**WHAT TO DO**
Filter the lines below, copying only those with the string "войск".

**Stored records**

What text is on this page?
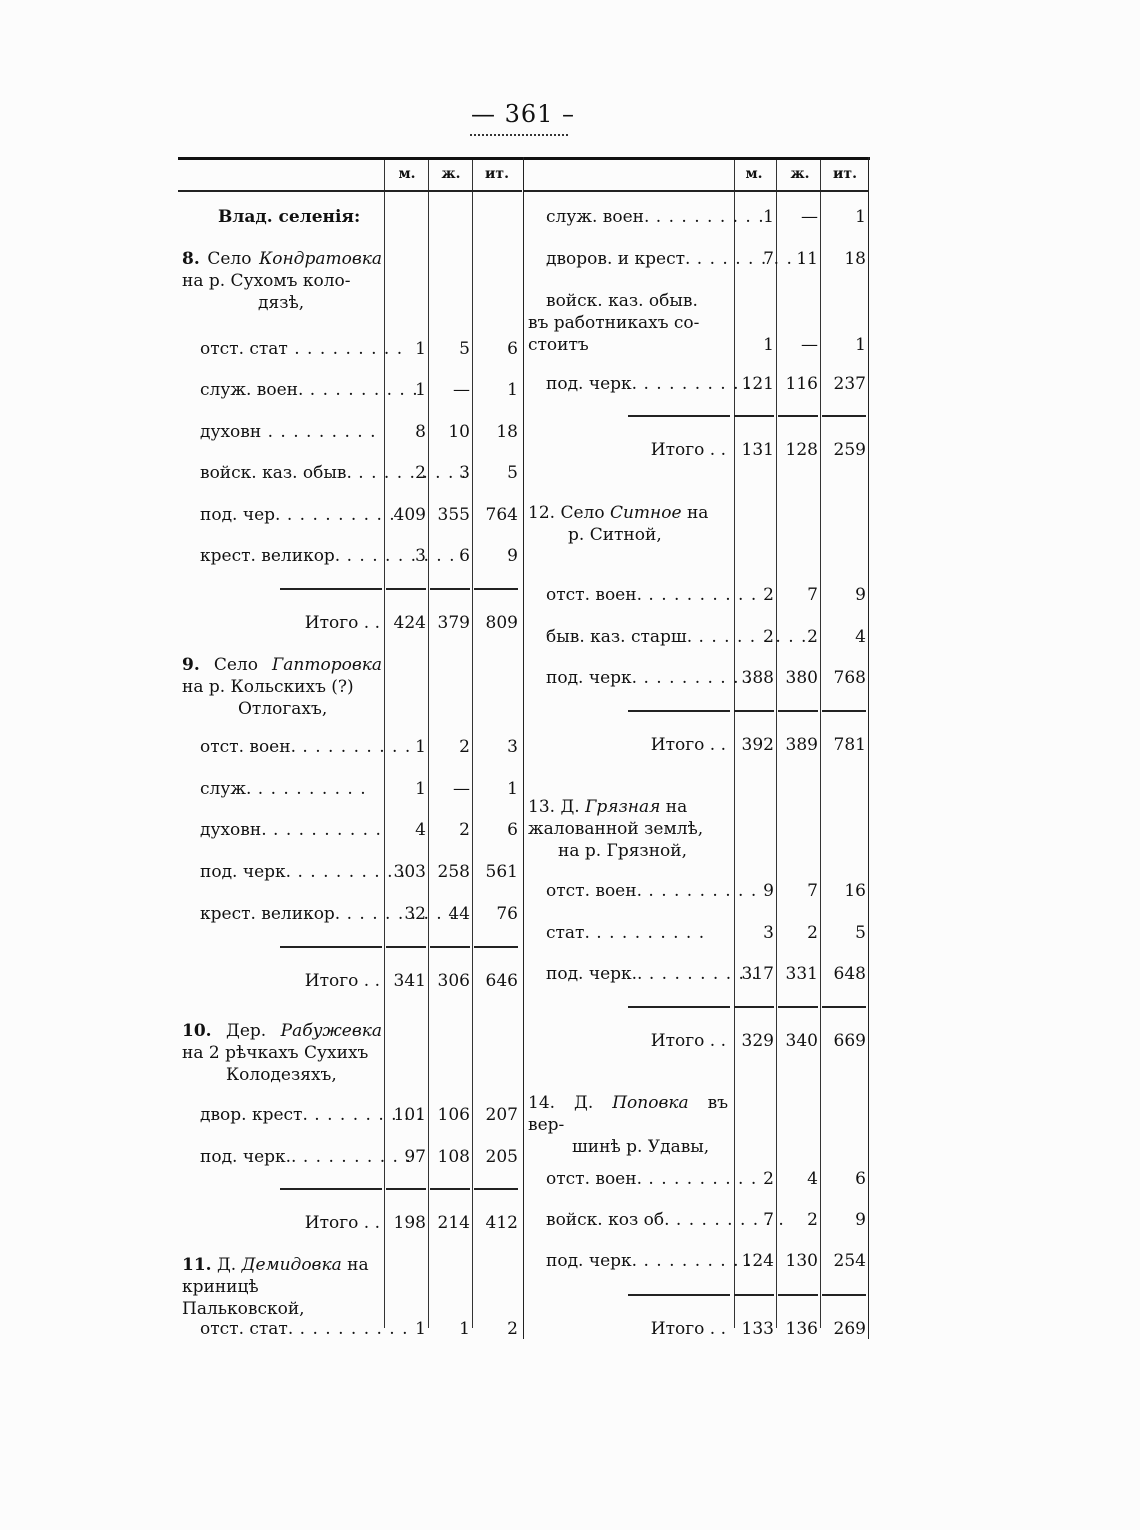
— 361 –
м.	ж.	ит.
Влад. селенія:
8. Село Кондратовка на р. Сухомъ коло-
дязѣ,
отст. стат . . .	1	5	6
служ. воен. . . .	1	—	1
духовн . . .	8	10	18
войск. каз. обыв. . . .	2	3	5
под. чер. . . .	409 355 764
крест. великор. . . .	3	6	9
Итого . . 424 379 809
9. Село Гапторовка на р. Кольскихъ (?)
Отлогахъ,
отст. воен. . . .	1	2	3
служ. . . .	1	—	1
духовн. . . .	4	2	6
под. черк. . . .	303 258 561
крест. великор. . . .	32	44	76
Итого . . 341 306 646
10. Дер. Рабужевка на 2 рѣчкахъ Сухихъ
Колодезяхъ,
двор. крест. . . .	101 106 207
под. черк.. . . .	97 108 205
Итого . . 198 214 412
11. Д. Демидовка на
криницѣ Пальковской,
отст. стат. . . .	1	1	2
м.	ж.	ит.
служ. воен. . . .	1	—	1
дворов. и крест. . . .	7	11	18
войск. каз. обыв.
въ работникахъ со-
стоитъ	1	—	1
под. черк. . . .	121 116 237
Итого . . 131 128 259
12. Село Ситное на
р. Ситной,
отст. воен. . . .	2	7	9
быв. каз. старш. . . .	2	2	4
под. черк. . . .	388 380 768
Итого . . 392 389 781
13. Д. Грязная на
жалованной землѣ,
на р. Грязной,
отст. воен. . . .	9	7	16
стат. . . .	3	2	5
под. черк.. . . .	317 331 648
Итого . . 329 340 669
14. Д. Поповка въ вер-
шинѣ р. Удавы,
отст. воен. . . .	2	4	6
войск. коз об. . . .	7	2	9
под. черк. . . .	124 130 254
Итого . . 133 136 269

**EXERCISE OUTPUT**
войск. каз. обыв. . . .	2	3	5
войск. каз. обыв.
войск. коз об. . . .	7	2	9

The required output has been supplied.